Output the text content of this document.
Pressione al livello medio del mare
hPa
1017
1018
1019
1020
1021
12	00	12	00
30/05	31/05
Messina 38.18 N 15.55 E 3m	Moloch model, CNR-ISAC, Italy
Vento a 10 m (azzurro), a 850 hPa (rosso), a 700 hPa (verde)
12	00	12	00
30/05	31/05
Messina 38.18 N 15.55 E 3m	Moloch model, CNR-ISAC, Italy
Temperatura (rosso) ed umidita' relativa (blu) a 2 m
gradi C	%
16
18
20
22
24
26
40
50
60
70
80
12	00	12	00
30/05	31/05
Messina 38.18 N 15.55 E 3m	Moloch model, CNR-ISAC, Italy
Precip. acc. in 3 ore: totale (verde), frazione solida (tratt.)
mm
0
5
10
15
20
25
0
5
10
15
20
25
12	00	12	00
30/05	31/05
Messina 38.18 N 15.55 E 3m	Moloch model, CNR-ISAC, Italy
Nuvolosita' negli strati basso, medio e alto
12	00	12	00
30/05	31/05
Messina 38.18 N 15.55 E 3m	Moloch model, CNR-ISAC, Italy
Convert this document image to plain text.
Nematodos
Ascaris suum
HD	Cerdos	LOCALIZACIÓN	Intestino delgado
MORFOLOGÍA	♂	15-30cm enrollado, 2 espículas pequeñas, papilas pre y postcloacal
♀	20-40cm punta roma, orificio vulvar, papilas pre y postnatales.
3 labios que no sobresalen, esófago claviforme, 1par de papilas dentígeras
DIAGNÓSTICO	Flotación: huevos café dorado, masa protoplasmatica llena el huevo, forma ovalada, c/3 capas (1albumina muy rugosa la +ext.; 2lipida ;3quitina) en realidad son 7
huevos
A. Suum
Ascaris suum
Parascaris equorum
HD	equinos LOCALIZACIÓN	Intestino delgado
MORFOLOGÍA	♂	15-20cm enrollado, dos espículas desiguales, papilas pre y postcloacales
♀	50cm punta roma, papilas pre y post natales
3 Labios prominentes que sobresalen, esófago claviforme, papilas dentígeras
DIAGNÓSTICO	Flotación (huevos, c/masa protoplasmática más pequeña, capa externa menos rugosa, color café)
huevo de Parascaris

********************

Short exercise – Extract every record. Keep wording exact.

Solution to this exercise –
Output the text content of this document.
Pressione al livello medio del mare
hPa
1017
1018
1019
1020
1021
12	00	12	00
30/05	31/05
Messina 38.18 N 15.55 E 3m	Moloch model, CNR-ISAC, Italy
Vento a 10 m (azzurro), a 850 hPa (rosso), a 700 hPa (verde)
12	00	12	00
30/05	31/05
Messina 38.18 N 15.55 E 3m	Moloch model, CNR-ISAC, Italy
Temperatura (rosso) ed umidita' relativa (blu) a 2 m
gradi C	%
16
18
20
22
24
26
40
50
60
70
80
12	00	12	00
30/05	31/05
Messina 38.18 N 15.55 E 3m	Moloch model, CNR-ISAC, Italy
Precip. acc. in 3 ore: totale (verde), frazione solida (tratt.)
mm
0
5
10
15
20
25
0
5
10
15
20
25
12	00	12	00
30/05	31/05
Messina 38.18 N 15.55 E 3m	Moloch model, CNR-ISAC, Italy
Nuvolosita' negli strati basso, medio e alto
12	00	12	00
30/05	31/05
Messina 38.18 N 15.55 E 3m	Moloch model, CNR-ISAC, Italy
Convert this document image to plain text.
Nematodos
Ascaris suum
HD	Cerdos	LOCALIZACIÓN	Intestino delgado
MORFOLOGÍA	♂	15-30cm enrollado, 2 espículas pequeñas, papilas pre y postcloacal
♀	20-40cm punta roma, orificio vulvar, papilas pre y postnatales.
3 labios que no sobresalen, esófago claviforme, 1par de papilas dentígeras
DIAGNÓSTICO	Flotación: huevos café dorado, masa protoplasmatica llena el huevo, forma ovalada, c/3 capas (1albumina muy rugosa la +ext.; 2lipida ;3quitina) en realidad son 7
huevos
A. Suum
Ascaris suum
Parascaris equorum
HD	equinos LOCALIZACIÓN	Intestino delgado
MORFOLOGÍA	♂	15-20cm enrollado, dos espículas desiguales, papilas pre y postcloacales
♀	50cm punta roma, papilas pre y post natales
3 Labios prominentes que sobresalen, esófago claviforme, papilas dentígeras
DIAGNÓSTICO	Flotación (huevos, c/masa protoplasmática más pequeña, capa externa menos rugosa, color café)
huevo de Parascaris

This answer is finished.